→ **TASK REQUIREMENTS**: Comb the records below for the string "ylabel" and copy each line where it turns up.

[A run of records]
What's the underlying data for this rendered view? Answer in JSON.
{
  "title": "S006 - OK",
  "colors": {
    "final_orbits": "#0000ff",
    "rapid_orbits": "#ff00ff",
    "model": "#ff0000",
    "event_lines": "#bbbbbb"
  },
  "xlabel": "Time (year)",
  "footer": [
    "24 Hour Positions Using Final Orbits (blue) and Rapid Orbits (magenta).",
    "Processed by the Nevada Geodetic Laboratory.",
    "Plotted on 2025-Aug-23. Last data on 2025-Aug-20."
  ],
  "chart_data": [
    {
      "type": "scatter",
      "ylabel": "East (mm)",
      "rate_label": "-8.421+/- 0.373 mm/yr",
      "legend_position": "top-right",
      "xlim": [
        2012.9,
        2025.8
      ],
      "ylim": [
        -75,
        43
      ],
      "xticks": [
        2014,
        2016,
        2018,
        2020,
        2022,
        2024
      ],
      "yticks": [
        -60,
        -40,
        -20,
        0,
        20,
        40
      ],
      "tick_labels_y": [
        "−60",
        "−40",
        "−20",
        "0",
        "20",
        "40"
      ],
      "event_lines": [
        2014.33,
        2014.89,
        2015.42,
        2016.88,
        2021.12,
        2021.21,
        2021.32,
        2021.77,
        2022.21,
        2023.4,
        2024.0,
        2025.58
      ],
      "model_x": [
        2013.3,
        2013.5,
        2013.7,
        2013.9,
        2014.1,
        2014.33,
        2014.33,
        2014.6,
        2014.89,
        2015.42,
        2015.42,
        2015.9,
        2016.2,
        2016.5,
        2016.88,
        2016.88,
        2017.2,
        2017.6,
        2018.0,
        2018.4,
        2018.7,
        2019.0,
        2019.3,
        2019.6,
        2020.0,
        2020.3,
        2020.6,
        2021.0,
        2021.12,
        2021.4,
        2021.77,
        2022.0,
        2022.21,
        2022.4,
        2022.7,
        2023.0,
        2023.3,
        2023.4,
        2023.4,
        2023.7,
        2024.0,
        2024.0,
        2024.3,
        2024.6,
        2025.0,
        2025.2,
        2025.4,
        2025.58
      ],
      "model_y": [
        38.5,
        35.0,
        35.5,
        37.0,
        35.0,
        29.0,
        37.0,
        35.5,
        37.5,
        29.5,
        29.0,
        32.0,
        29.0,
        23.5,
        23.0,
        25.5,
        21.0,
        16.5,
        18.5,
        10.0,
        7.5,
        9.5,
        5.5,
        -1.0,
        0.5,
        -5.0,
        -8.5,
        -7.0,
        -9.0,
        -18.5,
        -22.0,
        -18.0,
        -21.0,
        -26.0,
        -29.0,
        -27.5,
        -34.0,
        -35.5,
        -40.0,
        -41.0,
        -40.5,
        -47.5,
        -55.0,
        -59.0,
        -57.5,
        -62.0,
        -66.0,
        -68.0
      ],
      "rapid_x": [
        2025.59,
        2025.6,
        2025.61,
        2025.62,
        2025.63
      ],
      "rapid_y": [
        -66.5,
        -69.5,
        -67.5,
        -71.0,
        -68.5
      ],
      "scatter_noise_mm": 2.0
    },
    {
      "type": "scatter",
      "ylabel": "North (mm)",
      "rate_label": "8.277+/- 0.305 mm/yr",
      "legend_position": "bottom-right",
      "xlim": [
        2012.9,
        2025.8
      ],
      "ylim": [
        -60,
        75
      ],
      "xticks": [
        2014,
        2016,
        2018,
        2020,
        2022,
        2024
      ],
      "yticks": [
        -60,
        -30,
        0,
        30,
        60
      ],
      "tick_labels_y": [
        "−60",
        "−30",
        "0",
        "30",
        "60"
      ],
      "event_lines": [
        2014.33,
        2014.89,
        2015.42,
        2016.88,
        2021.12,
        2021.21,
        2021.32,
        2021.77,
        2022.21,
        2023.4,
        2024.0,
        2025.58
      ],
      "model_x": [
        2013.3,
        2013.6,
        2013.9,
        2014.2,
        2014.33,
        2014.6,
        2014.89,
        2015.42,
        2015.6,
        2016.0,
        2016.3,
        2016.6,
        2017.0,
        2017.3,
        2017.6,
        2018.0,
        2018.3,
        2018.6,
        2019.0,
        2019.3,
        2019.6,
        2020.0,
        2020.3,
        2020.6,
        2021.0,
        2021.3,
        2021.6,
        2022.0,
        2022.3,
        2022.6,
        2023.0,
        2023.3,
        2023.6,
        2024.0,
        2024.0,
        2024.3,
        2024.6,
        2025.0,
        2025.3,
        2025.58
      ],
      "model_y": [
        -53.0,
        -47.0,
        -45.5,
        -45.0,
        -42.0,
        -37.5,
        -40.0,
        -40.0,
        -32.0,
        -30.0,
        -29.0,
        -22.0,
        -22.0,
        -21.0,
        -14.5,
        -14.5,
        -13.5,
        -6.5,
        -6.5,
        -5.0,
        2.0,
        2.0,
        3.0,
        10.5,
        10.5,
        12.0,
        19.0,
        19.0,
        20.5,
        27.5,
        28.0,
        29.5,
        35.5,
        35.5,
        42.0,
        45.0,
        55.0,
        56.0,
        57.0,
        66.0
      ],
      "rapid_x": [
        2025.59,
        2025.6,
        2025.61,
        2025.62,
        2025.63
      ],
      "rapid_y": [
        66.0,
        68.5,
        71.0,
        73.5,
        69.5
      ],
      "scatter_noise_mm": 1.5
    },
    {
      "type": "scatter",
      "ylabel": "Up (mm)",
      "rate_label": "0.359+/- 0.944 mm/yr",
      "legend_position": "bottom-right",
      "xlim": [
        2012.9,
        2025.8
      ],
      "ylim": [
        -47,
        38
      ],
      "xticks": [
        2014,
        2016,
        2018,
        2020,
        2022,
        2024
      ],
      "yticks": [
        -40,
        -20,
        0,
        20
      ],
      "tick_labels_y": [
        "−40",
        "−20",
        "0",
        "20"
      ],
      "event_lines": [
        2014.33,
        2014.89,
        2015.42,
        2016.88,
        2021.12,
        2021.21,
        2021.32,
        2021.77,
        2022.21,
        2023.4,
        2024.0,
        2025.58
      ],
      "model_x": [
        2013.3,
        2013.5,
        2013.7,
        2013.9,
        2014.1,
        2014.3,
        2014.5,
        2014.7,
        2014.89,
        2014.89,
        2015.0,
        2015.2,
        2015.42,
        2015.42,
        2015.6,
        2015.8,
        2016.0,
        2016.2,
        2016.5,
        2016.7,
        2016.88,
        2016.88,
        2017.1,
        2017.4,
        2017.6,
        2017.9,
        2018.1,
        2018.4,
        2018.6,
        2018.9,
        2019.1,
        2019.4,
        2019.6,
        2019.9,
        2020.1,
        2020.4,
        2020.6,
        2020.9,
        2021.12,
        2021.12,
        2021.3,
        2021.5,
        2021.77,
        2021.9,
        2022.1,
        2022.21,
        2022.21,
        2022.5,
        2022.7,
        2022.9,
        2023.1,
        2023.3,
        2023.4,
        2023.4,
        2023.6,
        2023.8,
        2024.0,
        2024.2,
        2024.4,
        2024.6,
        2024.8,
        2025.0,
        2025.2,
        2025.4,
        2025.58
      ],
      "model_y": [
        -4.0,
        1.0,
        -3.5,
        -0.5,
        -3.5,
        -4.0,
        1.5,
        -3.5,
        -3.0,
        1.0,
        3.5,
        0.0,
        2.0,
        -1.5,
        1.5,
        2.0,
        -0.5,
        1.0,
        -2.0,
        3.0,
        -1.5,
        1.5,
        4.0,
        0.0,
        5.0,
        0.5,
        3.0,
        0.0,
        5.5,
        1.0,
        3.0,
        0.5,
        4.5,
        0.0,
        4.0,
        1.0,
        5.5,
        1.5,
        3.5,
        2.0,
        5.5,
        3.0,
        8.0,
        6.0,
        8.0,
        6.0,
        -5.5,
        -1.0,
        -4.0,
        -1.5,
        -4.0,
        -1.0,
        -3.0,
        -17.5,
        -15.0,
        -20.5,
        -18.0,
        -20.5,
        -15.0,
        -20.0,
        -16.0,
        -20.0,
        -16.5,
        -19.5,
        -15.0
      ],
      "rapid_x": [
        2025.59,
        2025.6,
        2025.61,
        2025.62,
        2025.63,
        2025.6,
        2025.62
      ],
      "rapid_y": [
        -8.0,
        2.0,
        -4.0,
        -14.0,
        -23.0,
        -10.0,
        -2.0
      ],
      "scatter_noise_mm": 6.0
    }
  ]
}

→ **FULL ANSWER**:
      "ylabel": "East (mm)",
      "ylabel": "North (mm)",
      "ylabel": "Up (mm)",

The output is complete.